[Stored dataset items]
▬▬▬▬▬▬

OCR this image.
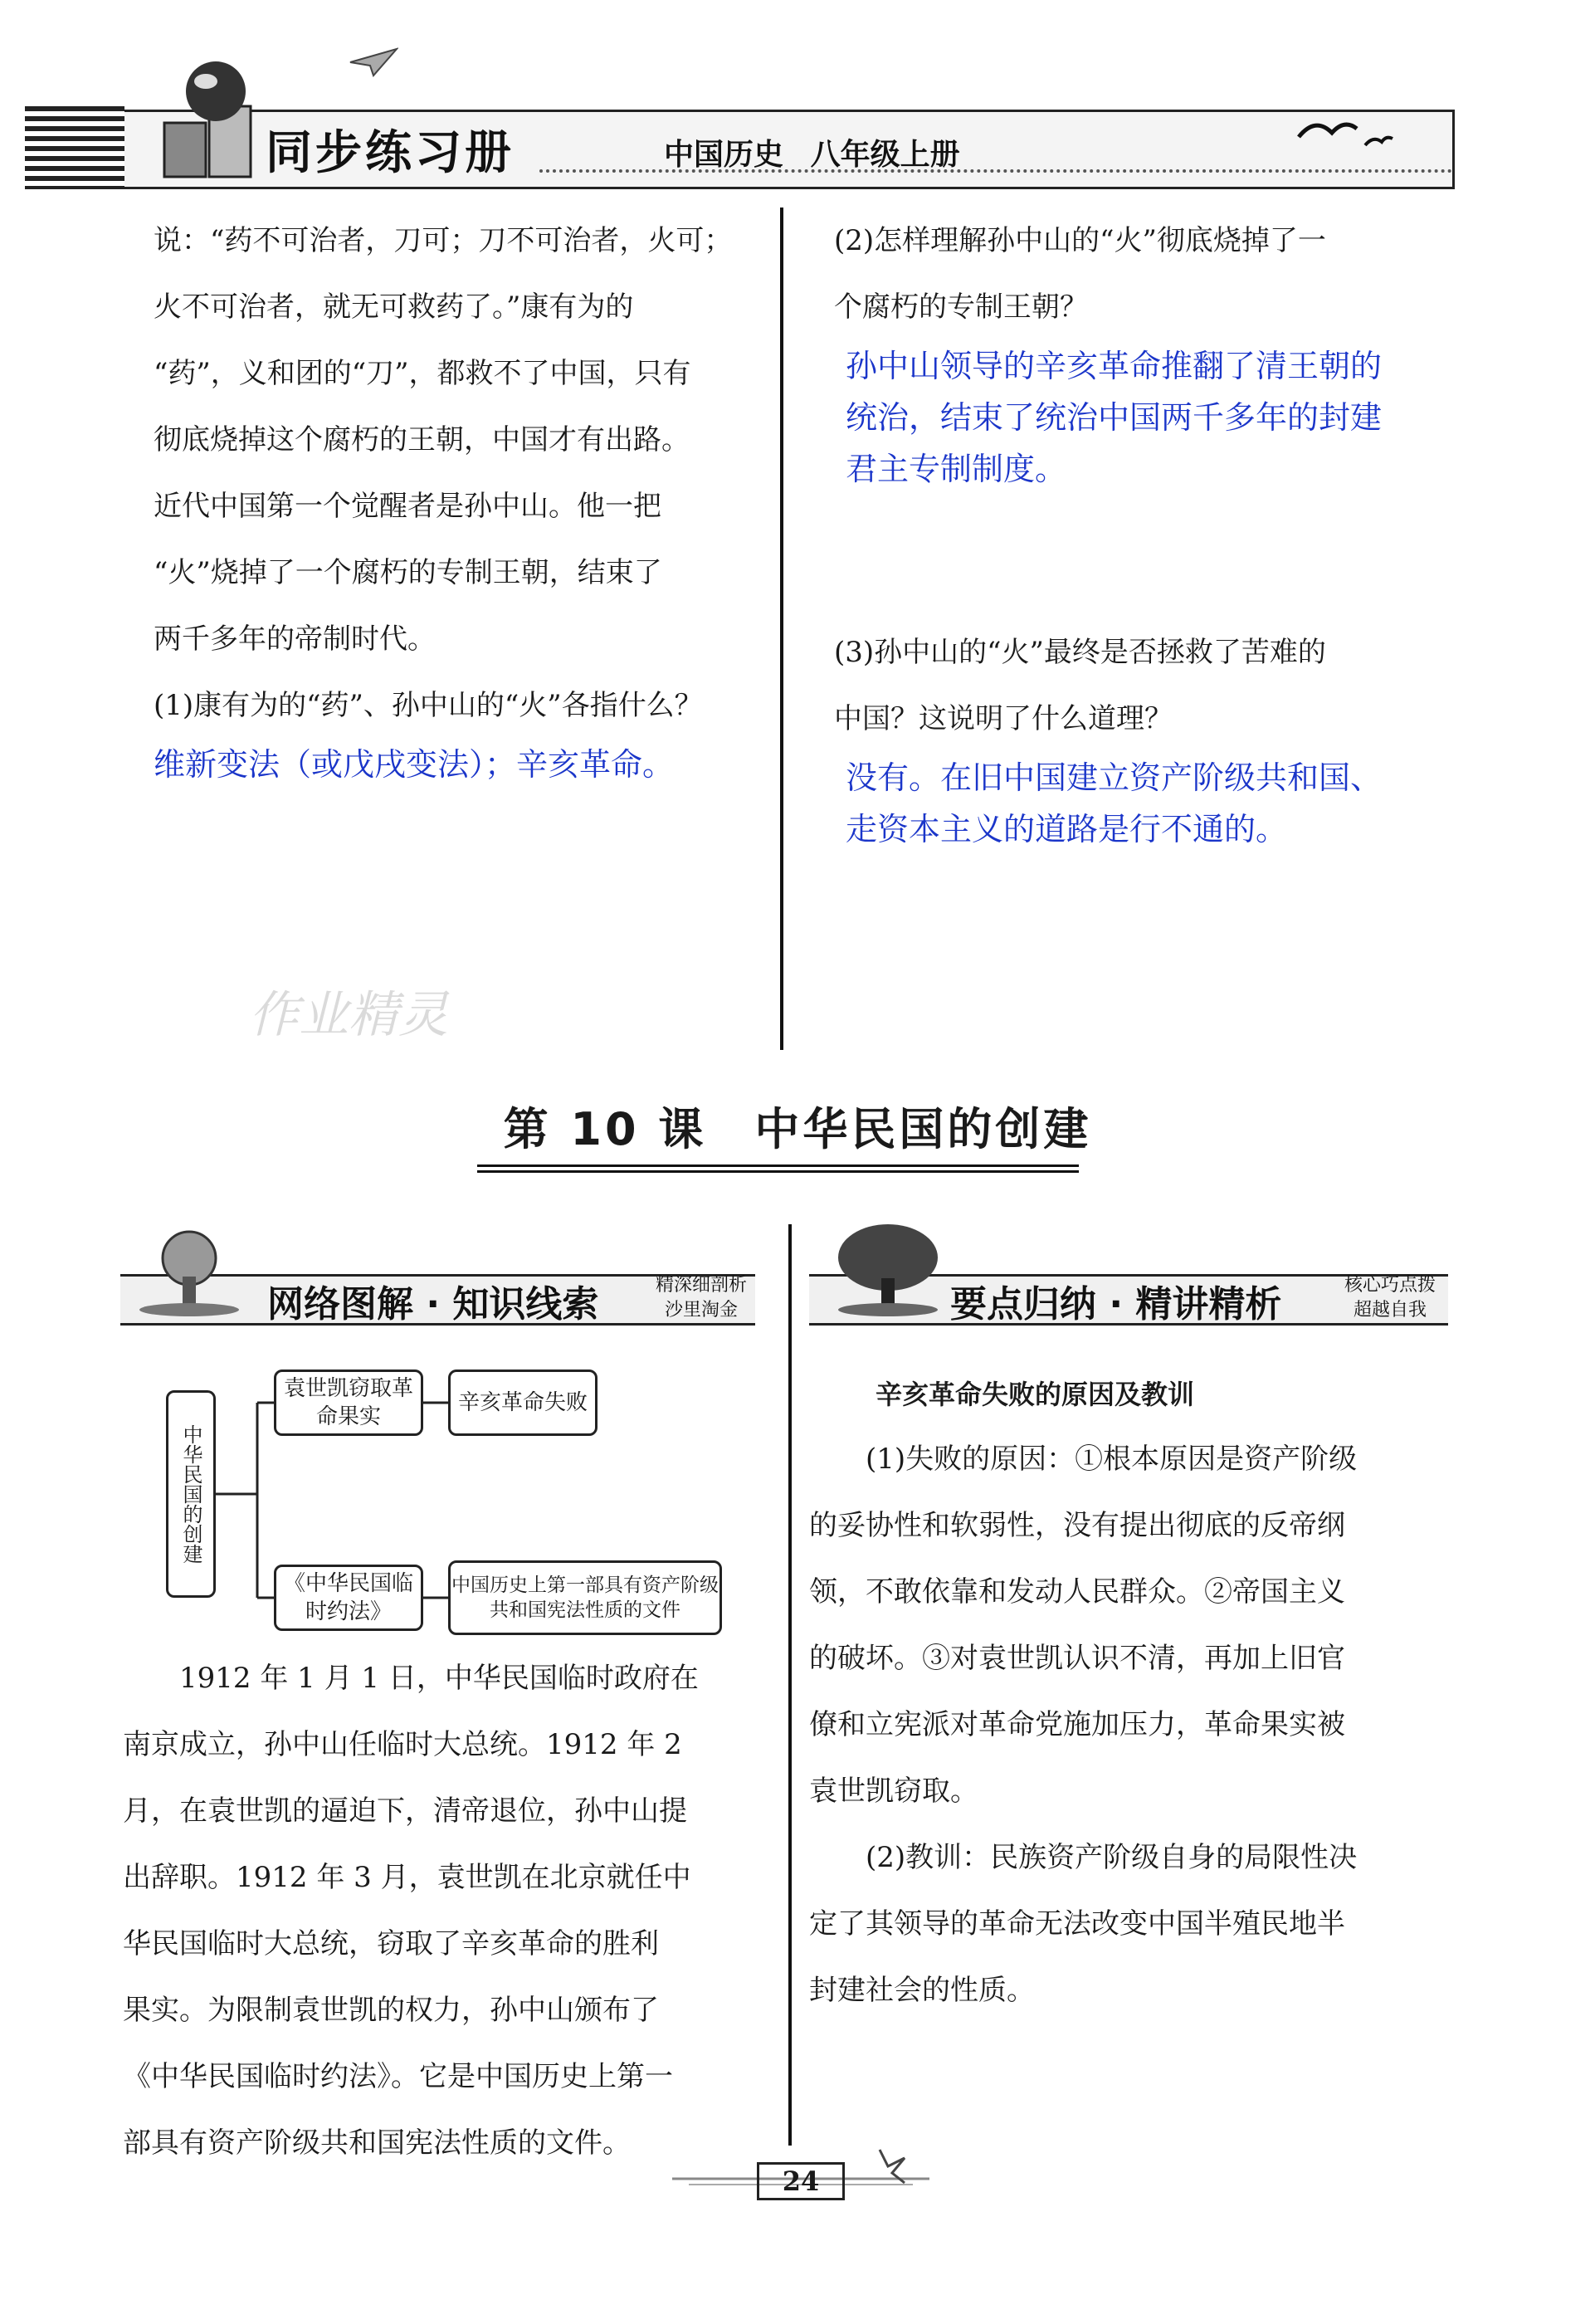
同步练习册	中国历史 八年级上册
说：“药不可治者，刀可；刀不可治者，火可；
火不可治者，就无可救药了。”康有为的
“药”，义和团的“刀”，都救不了中国，只有
彻底烧掉这个腐朽的王朝，中国才有出路。
近代中国第一个觉醒者是孙中山。他一把
“火”烧掉了一个腐朽的专制王朝，结束了
两千多年的帝制时代。
(1)康有为的“药”、孙中山的“火”各指什么？
维新变法（或戊戌变法）；辛亥革命。
(2)怎样理解孙中山的“火”彻底烧掉了一
个腐朽的专制王朝？
孙中山领导的辛亥革命推翻了清王朝的
统治，结束了统治中国两千多年的封建
君主专制制度。
(3)孙中山的“火”最终是否拯救了苦难的
中国？这说明了什么道理？
没有。在旧中国建立资产阶级共和国、
走资本主义的道路是行不通的。
作业精灵
第 10 课　中华民国的创建
网络图解 · 知识线索	精深细剖析
沙里淘金
中华民国的创建
袁世凯窃取革命果实
辛亥革命失败
《中华民国临时约法》
中国历史上第一部具有资产阶级共和国宪法性质的文件
1912 年 1 月 1 日，中华民国临时政府在
南京成立，孙中山任临时大总统。1912 年 2
月，在袁世凯的逼迫下，清帝退位，孙中山提
出辞职。1912 年 3 月，袁世凯在北京就任中
华民国临时大总统，窃取了辛亥革命的胜利
果实。为限制袁世凯的权力，孙中山颁布了
《中华民国临时约法》。它是中国历史上第一
部具有资产阶级共和国宪法性质的文件。
要点归纳 · 精讲精析	核心巧点拨
超越自我
辛亥革命失败的原因及教训
(1)失败的原因：①根本原因是资产阶级
的妥协性和软弱性，没有提出彻底的反帝纲
领，不敢依靠和发动人民群众。②帝国主义
的破坏。③对袁世凯认识不清，再加上旧官
僚和立宪派对革命党施加压力，革命果实被
袁世凯窃取。
(2)教训：民族资产阶级自身的局限性决
定了其领导的革命无法改变中国半殖民地半
封建社会的性质。
24
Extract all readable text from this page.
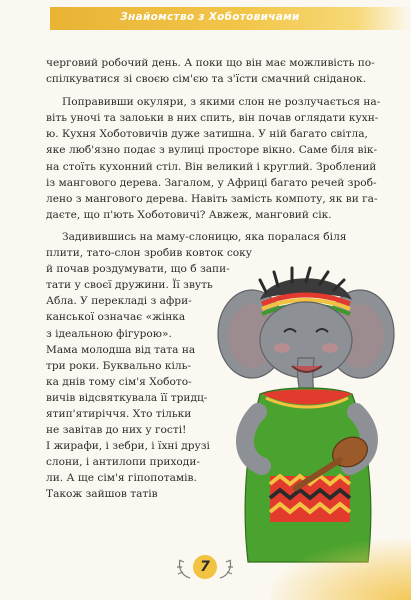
Знайомство з Хоботовичами

черговий робочий день. А поки що він має можливість по-
спілкуватися зі своєю сім'єю та з'їсти смачний сніданок.

Поправивши окуляри, з якими слон не розлучається на-
віть уночі та залоьки в них спить, він почав оглядати кухн-
ю. Кухня Хоботовичів дуже затишна. У ній багато світла,
яке люб'язно подає з вулиці просторе вікно. Саме біля вік-
на стоїть кухонний стіл. Він великий і круглий. Зроблений
із мангового дерева. Загалом, у Африці багато речей зроб-
лено з мангового дерева. Навіть замість компоту, як ви га-
даєте, що п'ють Хоботовичі? Авжеж, манговий сік.

Задивившись на маму-слоницю, яка поралася біля
плити, тато-слон зробив ковток соку
й почав роздумувати, що б запи-
тати у своєї дружини. Її звуть
Абла. У перекладі з афри-
канської означає «жінка
з ідеальною фігурою».
Мама молодша від тата на
три роки. Буквально кіль-
ка днів тому сім'я Хобото-
вичів відсвяткувала її тридц-
ятип'ятиріччя. Хто тільки
не завітав до них у гості!
І жирафи, і зебри, і їхні друзі
слони, і антилопи приходи-
ли. А ще сім'я гіпопотамів.
Також зайшов татів

7
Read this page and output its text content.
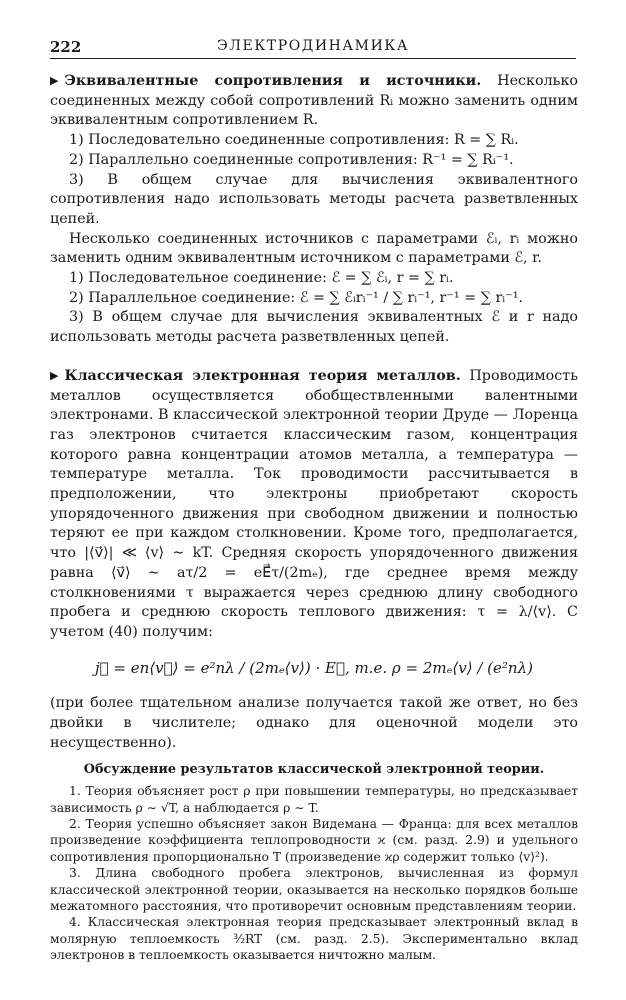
222	ЭЛЕКТРОДИНАМИКА

▶ Эквивалентные сопротивления и источники. Несколько соединенных между собой сопротивлений Rᵢ можно заменить одним эквивалентным сопротивлением R.

1) Последовательно соединенные сопротивления: R = ∑ Rᵢ.

2) Параллельно соединенные сопротивления: R⁻¹ = ∑ Rᵢ⁻¹.

3) В общем случае для вычисления эквивалентного сопротивления надо использовать методы расчета разветвленных цепей.

Несколько соединенных источников с параметрами ℰᵢ, rᵢ можно заменить одним эквивалентным источником с параметрами ℰ, r.

1) Последовательное соединение: ℰ = ∑ ℰᵢ, r = ∑ rᵢ.

2) Параллельное соединение: ℰ = ∑ ℰᵢrᵢ⁻¹ / ∑ rᵢ⁻¹, r⁻¹ = ∑ rᵢ⁻¹.

3) В общем случае для вычисления эквивалентных ℰ и r надо использовать методы расчета разветвленных цепей.

▶ Классическая электронная теория металлов. Проводимость металлов осуществляется обобществленными валентными электронами. В классической электронной теории Друде — Лоренца газ электронов считается классическим газом, концентрация которого равна концентрации атомов металла, а температура — температуре металла. Ток проводимости рассчитывается в предположении, что электроны приобретают скорость упорядоченного движения при свободном движении и полностью теряют ее при каждом столкновении. Кроме того, предполагается, что |⟨v⃗⟩| ≪ ⟨v⟩ ∼ kT. Средняя скорость упорядоченного движения равна ⟨v⃗⟩ ∼ aτ/2 = eE⃗τ/(2mₑ), где среднее время между столкновениями τ выражается через среднюю длину свободного пробега и среднюю скорость теплового движения: τ = λ/⟨v⟩. С учетом (40) получим:

j⃗ = en⟨v⃗⟩ = e²nλ / (2mₑ⟨v⟩) · E⃗, т.е. ρ = 2mₑ⟨v⟩ / (e²nλ)

(при более тщательном анализе получается такой же ответ, но без двойки в числителе; однако для оценочной модели это несущественно).

Обсуждение результатов классической электронной теории.

1. Теория объясняет рост ρ при повышении температуры, но предсказывает зависимость ρ ∼ √T, а наблюдается ρ ∼ T.

2. Теория успешно объясняет закон Видемана — Франца: для всех металлов произведение коэффициента теплопроводности ϰ (см. разд. 2.9) и удельного сопротивления пропорционально T (произведение ϰρ содержит только ⟨v⟩²).

3. Длина свободного пробега электронов, вычисленная из формул классической электронной теории, оказывается на несколько порядков больше межатомного расстояния, что противоречит основным представлениям теории.

4. Классическая электронная теория предсказывает электронный вклад в молярную теплоемкость ³⁄₂RT (см. разд. 2.5). Экспериментально вклад электронов в теплоемкость оказывается ничтожно малым.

▬▬▬▬▬▬

Which lines above contain the word "оказывается"? Copy each of them.

### [CORRECT ANSWER]
3. Длина свободного пробега электронов, вычисленная из формул классической электронной теории, оказывается на несколько порядков больше межатомного расстояния, что противоречит основным представлениям теории.
4. Классическая электронная теория предсказывает электронный вклад в молярную теплоемкость ³⁄₂RT (см. разд. 2.5). Экспериментально вклад электронов в теплоемкость оказывается ничтожно малым.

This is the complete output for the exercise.